**Task:** Search the data for "text" and copy every matching line.

**Source data:**
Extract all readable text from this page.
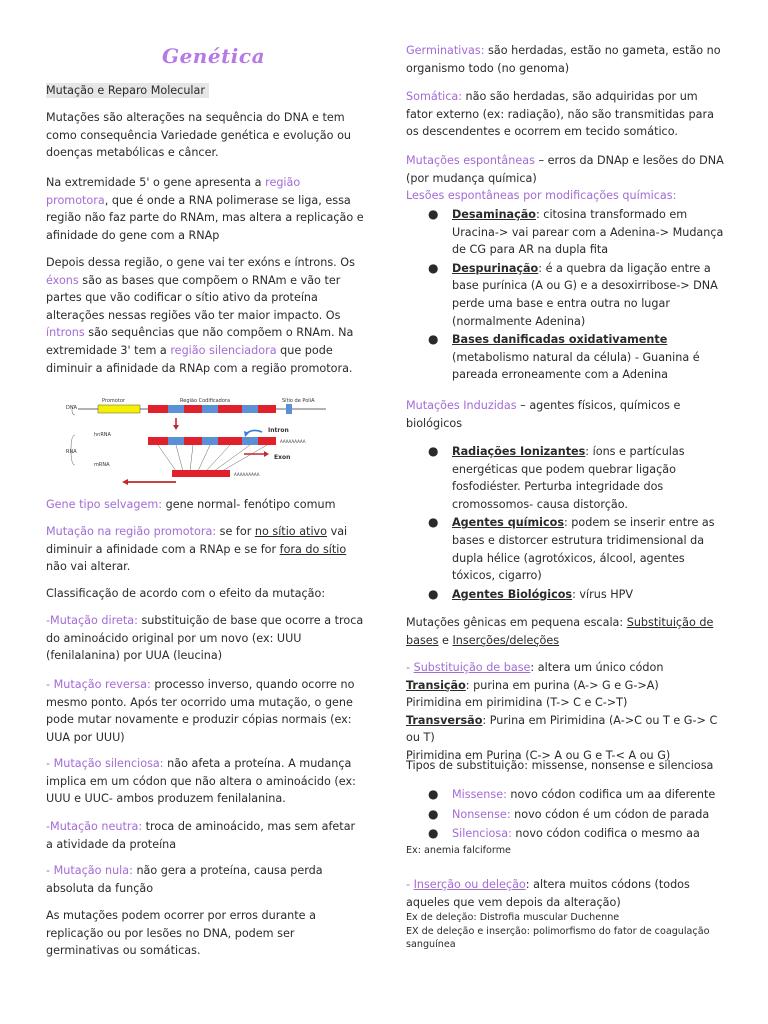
Genética
Mutação e Reparo Molecular

Mutações são alterações na sequência do DNA e tem como consequência Variedade genética e evolução ou doenças metabólicas e câncer.

Na extremidade 5' o gene apresenta a região promotora, que é onde a RNA polimerase se liga, essa região não faz parte do RNAm, mas altera a replicação e afinidade do gene com a RNAp

Depois dessa região, o gene vai ter exóns e íntrons. Os éxons são as bases que compõem o RNAm e vão ter partes que vão codificar o sítio ativo da proteína alterações nessas regiões vão ter maior impacto. Os íntrons são sequências que não compõem o RNAm. Na extremidade 3' tem a região silenciadora que pode diminuir a afinidade da RNAp com a região promotora.

Promotor	Região Codificadora	Sítio de PoliA
DNA
RNA
hnRNA
AAAAAAAAA
Intron
Exon
mRNA
AAAAAAAAA

Gene tipo selvagem: gene normal- fenótipo comum

Mutação na região promotora: se for no sítio ativo vai diminuir a afinidade com a RNAp e se for fora do sítio não vai alterar.

Classificação de acordo com o efeito da mutação:

-Mutação direta: substituição de base que ocorre a troca do aminoácido original por um novo (ex: UUU (fenilalanina) por UUA (leucina)

- Mutação reversa: processo inverso, quando ocorre no mesmo ponto. Após ter ocorrido uma mutação, o gene pode mutar novamente e produzir cópias normais (ex: UUA por UUU)

- Mutação silenciosa: não afeta a proteína. A mudança implica em um códon que não altera o aminoácido (ex: UUU e UUC- ambos produzem fenilalanina.

-Mutação neutra: troca de aminoácido, mas sem afetar a atividade da proteína

- Mutação nula: não gera a proteína, causa perda absoluta da função

As mutações podem ocorrer por erros durante a replicação ou por lesões no DNA, podem ser germinativas ou somáticas.

Germinativas: são herdadas, estão no gameta, estão no organismo todo (no genoma)

Somática: não são herdadas, são adquiridas por um fator externo (ex: radiação), não são transmitidas para os descendentes e ocorrem em tecido somático.

Mutações espontâneas – erros da DNAp e lesões do DNA (por mudança química)
Lesões espontâneas por modificações químicas:

● Desaminação: citosina transformado em Uracina-> vai parear com a Adenina-> Mudança de CG para AR na dupla fita
● Despurinação: é a quebra da ligação entre a base purínica (A ou G) e a desoxirribose-> DNA perde uma base e entra outra no lugar (normalmente Adenina)
● Bases danificadas oxidativamente (metabolismo natural da célula) - Guanina é pareada erroneamente com a Adenina

Mutações Induzidas – agentes físicos, químicos e biológicos

● Radiações Ionizantes: íons e partículas energéticas que podem quebrar ligação fosfodiéster. Perturba integridade dos cromossomos- causa distorção.
● Agentes químicos: podem se inserir entre as bases e distorcer estrutura tridimensional da dupla hélice (agrotóxicos, álcool, agentes tóxicos, cigarro)
● Agentes Biológicos: vírus HPV

Mutações gênicas em pequena escala: Substituição de bases e Inserções/deleções

- Substituição de base: altera um único códon
Transição: purina em purina (A-> G e G->A)
Pirimidina em pirimidina (T-> C e C->T)
Transversão: Purina em Pirimidina (A->C ou T e G-> C ou T)
Pirimidina em Purina (C-> A ou G e T-< A ou G)

Tipos de substituição: missense, nonsense e silenciosa

● Missense: novo códon codifica um aa diferente
● Nonsense: novo códon é um códon de parada
● Silenciosa: novo códon codifica o mesmo aa

Ex: anemia falciforme

- Inserção ou deleção: altera muitos códons (todos aqueles que vem depois da alteração)

Ex de deleção: Distrofia muscular Duchenne

EX de deleção e inserção: polimorfismo do fator de coagulação sanguínea
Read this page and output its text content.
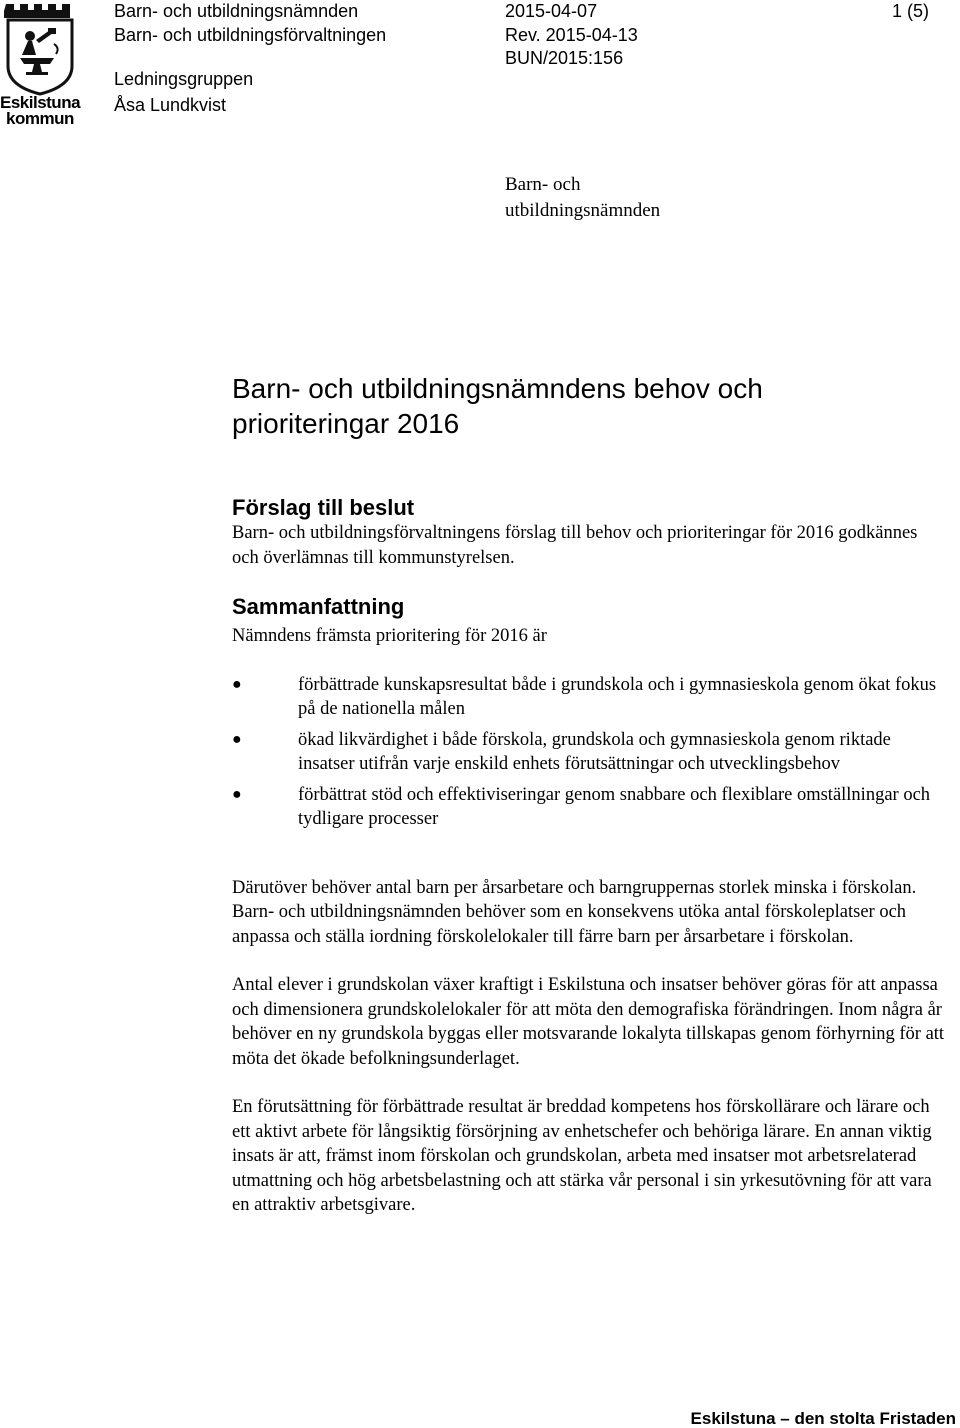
Eskilstuna
kommun
Barn- och utbildningsnämnden
Barn- och utbildningsförvaltningen
Ledningsgruppen
Åsa Lundkvist
2015-04-07
Rev. 2015-04-13
BUN/2015:156
1 (5)
Barn- och
utbildningsnämnden
Barn- och utbildningsnämndens behov och
prioriteringar 2016
Förslag till beslut

Barn- och utbildningsförvaltningens förslag till behov och prioriteringar för 2016 godkännes och överlämnas till kommunstyrelsen.

Sammanfattning

Nämndens främsta prioritering för 2016 är

●	förbättrade kunskapsresultat både i grundskola och i gymnasieskola genom ökat fokus på de nationella målen
●	ökad likvärdighet i både förskola, grundskola och gymnasieskola genom riktade insatser utifrån varje enskild enhets förutsättningar och utvecklingsbehov
●	förbättrat stöd och effektiviseringar genom snabbare och flexiblare omställningar och tydligare processer

Därutöver behöver antal barn per årsarbetare och barngruppernas storlek minska i förskolan. Barn- och utbildningsnämnden behöver som en konsekvens utöka antal förskoleplatser och anpassa och ställa iordning förskolelokaler till färre barn per årsarbetare i förskolan.

Antal elever i grundskolan växer kraftigt i Eskilstuna och insatser behöver göras för att anpassa och dimensionera grundskolelokaler för att möta den demografiska förändringen. Inom några år behöver en ny grundskola byggas eller motsvarande lokalyta tillskapas genom förhyrning för att möta det ökade befolkningsunderlaget.

En förutsättning för förbättrade resultat är breddad kompetens hos förskollärare och lärare och ett aktivt arbete för långsiktig försörjning av enhetschefer och behöriga lärare. En annan viktig insats är att, främst inom förskolan och grundskolan, arbeta med insatser mot arbetsrelaterad utmattning och hög arbetsbelastning och att stärka vår personal i sin yrkesutövning för att vara en attraktiv arbetsgivare.

Eskilstuna – den stolta Fristaden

**Answer area:**
Extract all readable text from this page.
Read this page and output its text content.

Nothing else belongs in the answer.